» Task: Only the lines holding the string "marker" are needed. Copy each one.

» Data records:
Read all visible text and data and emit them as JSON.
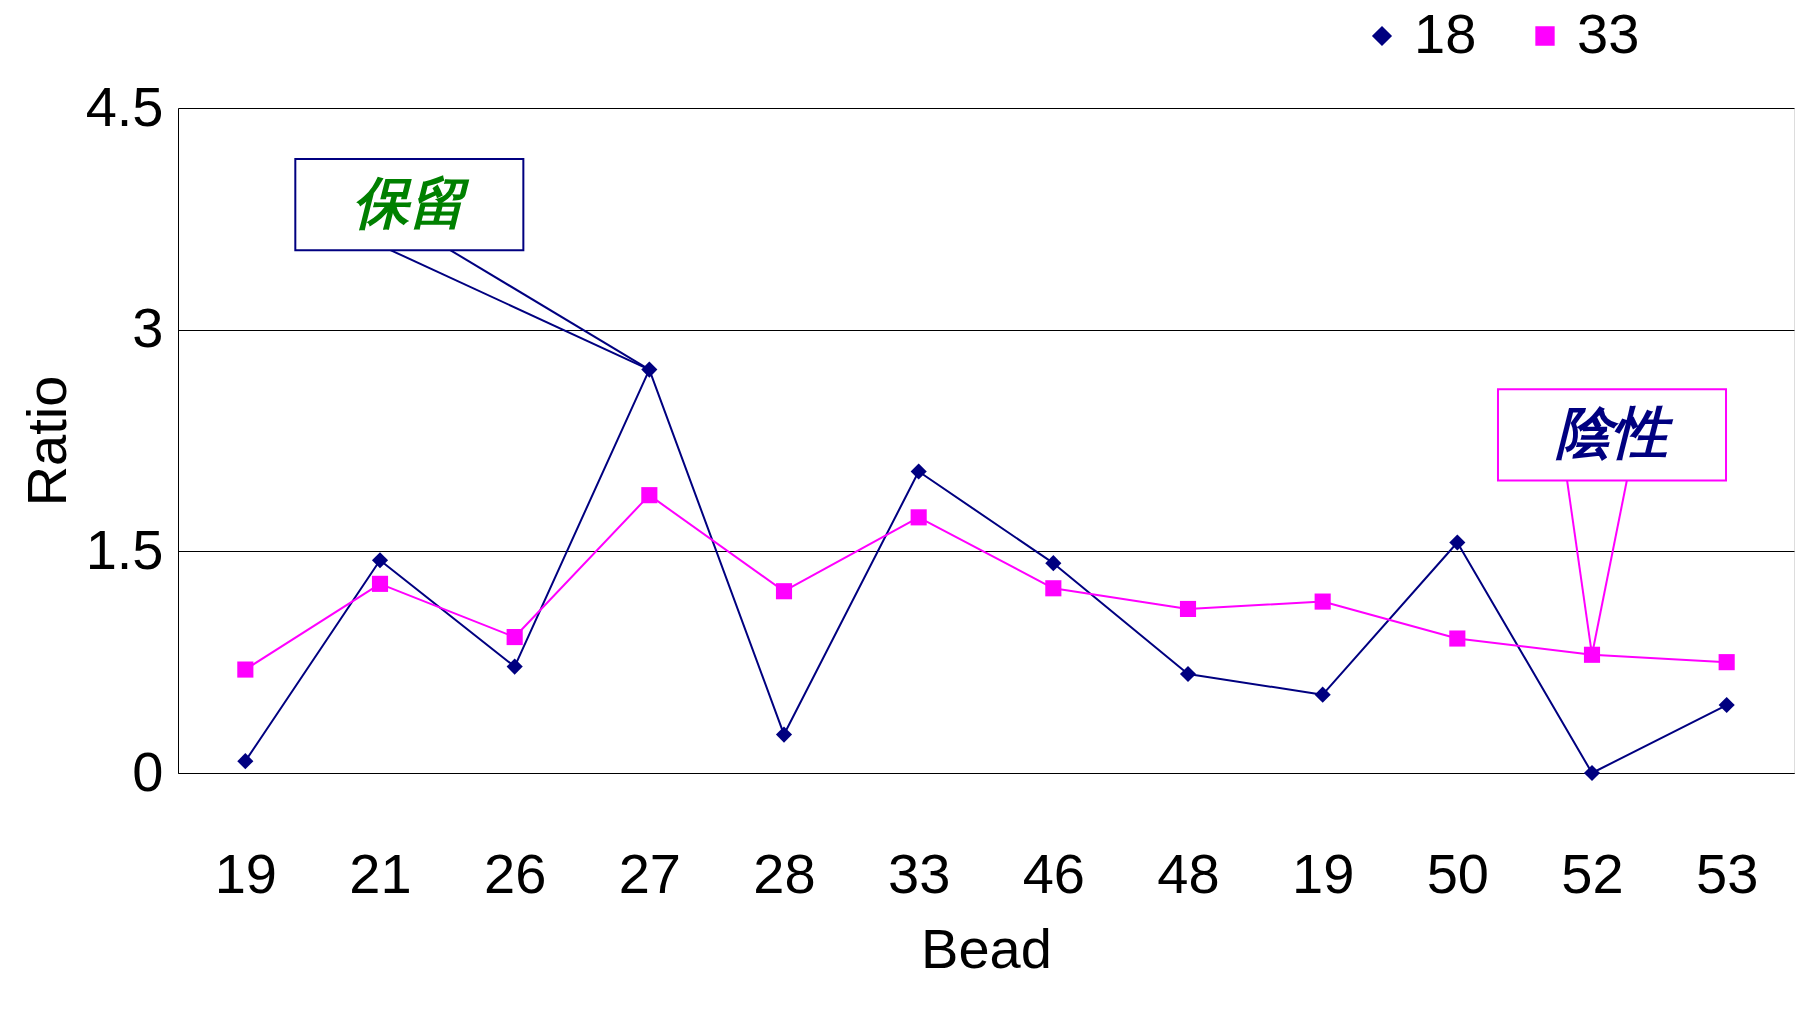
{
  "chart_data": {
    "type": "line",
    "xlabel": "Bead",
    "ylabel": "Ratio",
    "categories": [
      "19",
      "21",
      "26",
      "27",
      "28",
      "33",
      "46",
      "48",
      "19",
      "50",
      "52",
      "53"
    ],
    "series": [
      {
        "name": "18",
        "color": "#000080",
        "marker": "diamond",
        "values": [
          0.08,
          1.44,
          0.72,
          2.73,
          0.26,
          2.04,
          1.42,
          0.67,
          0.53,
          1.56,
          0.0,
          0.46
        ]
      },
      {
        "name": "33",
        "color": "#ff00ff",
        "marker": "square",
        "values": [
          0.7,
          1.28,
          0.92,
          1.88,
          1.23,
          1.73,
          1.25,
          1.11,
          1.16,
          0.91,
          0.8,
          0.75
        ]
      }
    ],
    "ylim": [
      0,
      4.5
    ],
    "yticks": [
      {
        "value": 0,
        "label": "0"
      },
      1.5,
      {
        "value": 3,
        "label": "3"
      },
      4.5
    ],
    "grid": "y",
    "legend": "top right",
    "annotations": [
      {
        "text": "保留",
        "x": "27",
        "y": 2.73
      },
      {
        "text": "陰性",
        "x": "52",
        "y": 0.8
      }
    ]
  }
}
---
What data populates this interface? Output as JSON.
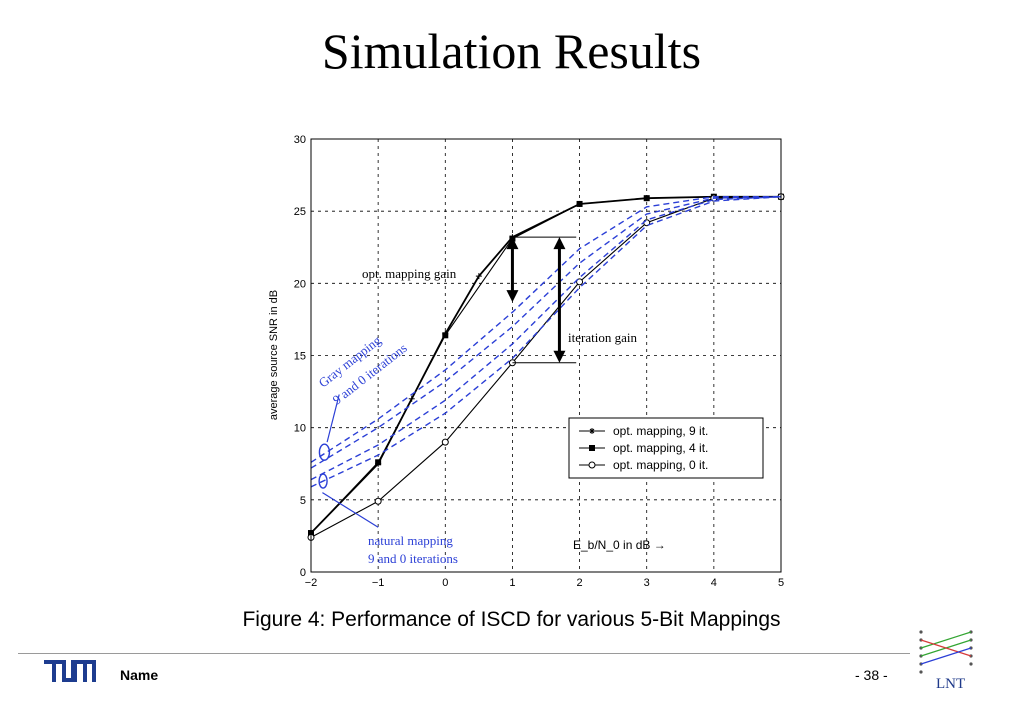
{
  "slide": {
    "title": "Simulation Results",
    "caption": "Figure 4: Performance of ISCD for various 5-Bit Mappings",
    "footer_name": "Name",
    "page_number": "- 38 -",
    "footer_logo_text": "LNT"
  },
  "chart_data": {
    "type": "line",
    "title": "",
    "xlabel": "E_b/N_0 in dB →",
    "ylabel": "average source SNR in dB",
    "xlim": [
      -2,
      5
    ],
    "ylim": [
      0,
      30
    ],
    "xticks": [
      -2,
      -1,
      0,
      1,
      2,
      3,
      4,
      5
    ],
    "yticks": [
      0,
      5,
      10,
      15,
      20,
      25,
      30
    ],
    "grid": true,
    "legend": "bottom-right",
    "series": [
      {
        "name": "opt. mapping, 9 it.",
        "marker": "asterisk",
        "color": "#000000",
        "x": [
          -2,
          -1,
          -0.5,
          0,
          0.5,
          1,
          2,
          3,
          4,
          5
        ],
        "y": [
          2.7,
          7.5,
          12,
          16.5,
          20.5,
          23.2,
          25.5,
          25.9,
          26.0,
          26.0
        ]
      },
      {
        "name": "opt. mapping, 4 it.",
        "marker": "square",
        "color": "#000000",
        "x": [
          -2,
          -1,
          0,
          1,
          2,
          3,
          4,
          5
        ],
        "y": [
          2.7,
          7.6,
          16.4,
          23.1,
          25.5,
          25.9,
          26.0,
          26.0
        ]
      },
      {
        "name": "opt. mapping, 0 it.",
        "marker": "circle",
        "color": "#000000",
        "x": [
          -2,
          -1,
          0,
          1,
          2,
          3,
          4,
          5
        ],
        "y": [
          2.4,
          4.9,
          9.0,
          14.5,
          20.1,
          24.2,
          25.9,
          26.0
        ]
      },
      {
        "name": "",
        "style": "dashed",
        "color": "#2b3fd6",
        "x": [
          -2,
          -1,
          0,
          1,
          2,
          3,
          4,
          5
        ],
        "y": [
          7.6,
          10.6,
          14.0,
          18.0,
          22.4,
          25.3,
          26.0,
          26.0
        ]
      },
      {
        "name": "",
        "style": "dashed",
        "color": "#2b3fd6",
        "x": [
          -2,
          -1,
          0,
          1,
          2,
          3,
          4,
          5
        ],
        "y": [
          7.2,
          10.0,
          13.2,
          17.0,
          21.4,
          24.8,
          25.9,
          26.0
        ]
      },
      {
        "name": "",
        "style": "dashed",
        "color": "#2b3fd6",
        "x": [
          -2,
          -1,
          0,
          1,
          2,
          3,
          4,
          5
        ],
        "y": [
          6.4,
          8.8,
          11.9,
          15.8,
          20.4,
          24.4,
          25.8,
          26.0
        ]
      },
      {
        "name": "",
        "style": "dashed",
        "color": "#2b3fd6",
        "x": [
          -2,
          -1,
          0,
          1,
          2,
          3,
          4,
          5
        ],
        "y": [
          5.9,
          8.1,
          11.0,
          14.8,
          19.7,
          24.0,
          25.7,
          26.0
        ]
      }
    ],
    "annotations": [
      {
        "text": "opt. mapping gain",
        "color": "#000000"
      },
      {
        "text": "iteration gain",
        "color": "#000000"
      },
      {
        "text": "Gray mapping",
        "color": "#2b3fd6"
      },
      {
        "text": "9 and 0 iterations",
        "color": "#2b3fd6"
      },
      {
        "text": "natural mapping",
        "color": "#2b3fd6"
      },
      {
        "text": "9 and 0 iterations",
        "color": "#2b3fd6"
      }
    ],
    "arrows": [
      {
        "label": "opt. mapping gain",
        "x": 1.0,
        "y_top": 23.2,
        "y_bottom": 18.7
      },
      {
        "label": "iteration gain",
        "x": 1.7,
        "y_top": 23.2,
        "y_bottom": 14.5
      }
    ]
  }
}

» Full solution:
        "marker": "diamond",
        "marker": "square",
        "marker": "asterisk",
        "marker": "square",
        "marker": "circle",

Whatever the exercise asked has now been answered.